# Document extract

****************************************

Internal Audit Requirements for Quality Control
Internal audit requirements for quality control establish the procedural and documentary obligations that organizations must meet when assessing their own quality management systems against defined standards or regulatory criteria. This page covers the structural requirements for internal audit programs, the regulatory frameworks that mandate or reference them, and the practical decision points that determine audit scope, frequency, and documentation. Understanding these requirements is essential for organizations operating under frameworks such as ISO 9001, FDA Quality System Regulation, or AS9100, where internal audits function as a primary mechanism for demonstrating systemic compliance.
Definition and scope
An internal quality audit is a planned, documented examination of a quality management system (QMS) conducted by personnel within the organization to verify conformance with established criteria and identify systemic weaknesses before external review. The scope extends beyond product inspection to encompass processes, procedures, records, personnel competency, and management oversight functions.
ISO 9001:2015, published by the International Organization for Standardization, requires organizations to "conduct internal audits at planned intervals" to determine whether the QMS conforms to the organization's own requirements and to the standard's requirements (ISO 9001:2015, §9.2). The FDA's Quality System Regulation under 21 CFR Part 820 — now consolidated and updated under the Quality Management System Regulation (QMSR) effective February 2026 — similarly mandates that device manufacturers establish procedures for quality audits and designate a responsible individual to conduct them.
The scope of an internal audit program must explicitly define:
- Which processes, departments, and locations are subject to audit
- The standards or specifications used as audit criteria
- The frequency and scheduling basis (risk-based, calendar-based, or triggered by events)
- The competency requirements for audit personnel
- The documentation format for findings, observations, and objective evidence
Organizations subject to corrective and preventive action requirements must link audit findings directly to their CAPA systems, closing the loop between detection and resolution.
How it works
A conforming internal audit program operates in four discrete phases.

****************************************

# Input for this task
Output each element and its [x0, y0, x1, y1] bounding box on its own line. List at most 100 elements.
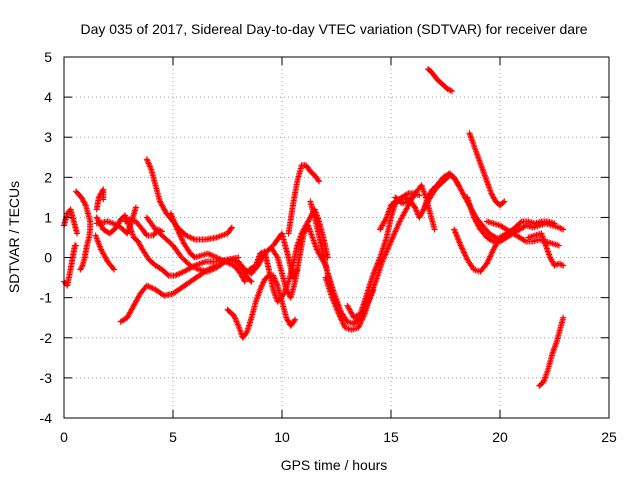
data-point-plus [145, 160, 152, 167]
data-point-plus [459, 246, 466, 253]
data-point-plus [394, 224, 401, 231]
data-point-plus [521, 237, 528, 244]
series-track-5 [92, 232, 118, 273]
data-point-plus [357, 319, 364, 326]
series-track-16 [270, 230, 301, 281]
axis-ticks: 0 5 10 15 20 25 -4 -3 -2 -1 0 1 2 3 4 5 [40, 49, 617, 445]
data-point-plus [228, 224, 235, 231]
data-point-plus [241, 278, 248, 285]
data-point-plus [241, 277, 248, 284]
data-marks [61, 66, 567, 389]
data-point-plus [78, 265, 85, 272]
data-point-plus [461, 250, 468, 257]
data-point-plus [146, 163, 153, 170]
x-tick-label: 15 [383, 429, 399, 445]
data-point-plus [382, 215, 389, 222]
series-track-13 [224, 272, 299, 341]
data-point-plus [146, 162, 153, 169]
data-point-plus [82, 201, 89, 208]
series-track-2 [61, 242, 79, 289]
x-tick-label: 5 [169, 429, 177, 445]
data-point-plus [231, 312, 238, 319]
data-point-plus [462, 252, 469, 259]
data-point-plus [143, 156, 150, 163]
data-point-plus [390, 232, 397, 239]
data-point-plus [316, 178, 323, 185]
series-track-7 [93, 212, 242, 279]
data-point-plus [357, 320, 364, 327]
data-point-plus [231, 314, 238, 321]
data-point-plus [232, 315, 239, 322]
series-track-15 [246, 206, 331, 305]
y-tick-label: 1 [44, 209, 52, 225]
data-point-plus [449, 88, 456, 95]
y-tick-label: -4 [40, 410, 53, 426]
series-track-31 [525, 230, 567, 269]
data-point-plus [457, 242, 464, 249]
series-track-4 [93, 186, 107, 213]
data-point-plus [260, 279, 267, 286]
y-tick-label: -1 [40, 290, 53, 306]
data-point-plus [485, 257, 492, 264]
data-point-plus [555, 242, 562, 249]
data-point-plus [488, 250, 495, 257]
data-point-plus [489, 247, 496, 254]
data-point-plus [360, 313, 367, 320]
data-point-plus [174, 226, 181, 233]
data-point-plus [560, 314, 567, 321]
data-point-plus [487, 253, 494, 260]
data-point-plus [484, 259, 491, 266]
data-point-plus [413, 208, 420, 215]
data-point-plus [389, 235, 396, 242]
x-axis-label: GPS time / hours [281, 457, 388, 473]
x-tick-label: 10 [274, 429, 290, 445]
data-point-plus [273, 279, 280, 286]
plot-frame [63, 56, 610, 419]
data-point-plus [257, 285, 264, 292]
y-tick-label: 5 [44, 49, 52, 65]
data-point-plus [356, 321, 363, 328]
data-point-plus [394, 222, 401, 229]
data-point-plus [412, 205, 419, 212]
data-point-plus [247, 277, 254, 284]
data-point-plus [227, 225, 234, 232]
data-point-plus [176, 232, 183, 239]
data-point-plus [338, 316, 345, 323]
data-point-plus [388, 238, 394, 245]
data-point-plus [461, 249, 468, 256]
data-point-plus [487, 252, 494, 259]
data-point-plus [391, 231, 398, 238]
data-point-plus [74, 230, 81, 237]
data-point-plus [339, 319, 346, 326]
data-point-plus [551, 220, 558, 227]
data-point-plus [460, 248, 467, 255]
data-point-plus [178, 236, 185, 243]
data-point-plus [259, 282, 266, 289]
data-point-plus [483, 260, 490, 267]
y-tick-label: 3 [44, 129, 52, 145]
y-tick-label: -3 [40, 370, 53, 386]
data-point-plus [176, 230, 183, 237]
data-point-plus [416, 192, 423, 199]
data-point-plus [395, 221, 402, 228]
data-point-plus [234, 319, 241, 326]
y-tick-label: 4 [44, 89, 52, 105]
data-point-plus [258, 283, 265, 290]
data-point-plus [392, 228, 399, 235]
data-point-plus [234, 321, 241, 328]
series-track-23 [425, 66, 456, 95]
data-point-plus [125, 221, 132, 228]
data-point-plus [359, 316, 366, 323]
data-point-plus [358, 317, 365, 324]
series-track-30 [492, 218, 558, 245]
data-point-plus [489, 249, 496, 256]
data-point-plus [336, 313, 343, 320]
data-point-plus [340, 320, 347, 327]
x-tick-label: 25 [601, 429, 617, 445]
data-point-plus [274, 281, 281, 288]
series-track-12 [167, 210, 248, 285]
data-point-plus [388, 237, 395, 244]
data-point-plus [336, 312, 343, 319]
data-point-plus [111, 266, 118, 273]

****************************************

# Your tasks
[1] According to the internal audit text, what must the scope of an internal audit program explicitly define? List every item.
[2] In the records, copy verbatim the lines from the line with "data-point-plus [145, 160, 152, 167]" up to and including the line with "data-point-plus [78, 265, 85, 272]".
The text and the records bear no relation to each other.

# Answers in order
[1]
- Which processes, departments, and locations are subject to audit
- The standards or specifications used as audit criteria
- The frequency and scheduling basis (risk-based, calendar-based, or triggered by events)
- The competency requirements for audit personnel
- The documentation format for findings, observations, and objective evidence

[2]
data-point-plus [145, 160, 152, 167]
data-point-plus [459, 246, 466, 253]
data-point-plus [394, 224, 401, 231]
data-point-plus [521, 237, 528, 244]
series-track-5 [92, 232, 118, 273]
data-point-plus [357, 319, 364, 326]
series-track-16 [270, 230, 301, 281]
axis-ticks: 0 5 10 15 20 25 -4 -3 -2 -1 0 1 2 3 4 5 [40, 49, 617, 445]
data-point-plus [228, 224, 235, 231]
data-point-plus [241, 278, 248, 285]
data-point-plus [241, 277, 248, 284]
data-marks [61, 66, 567, 389]
data-point-plus [78, 265, 85, 272]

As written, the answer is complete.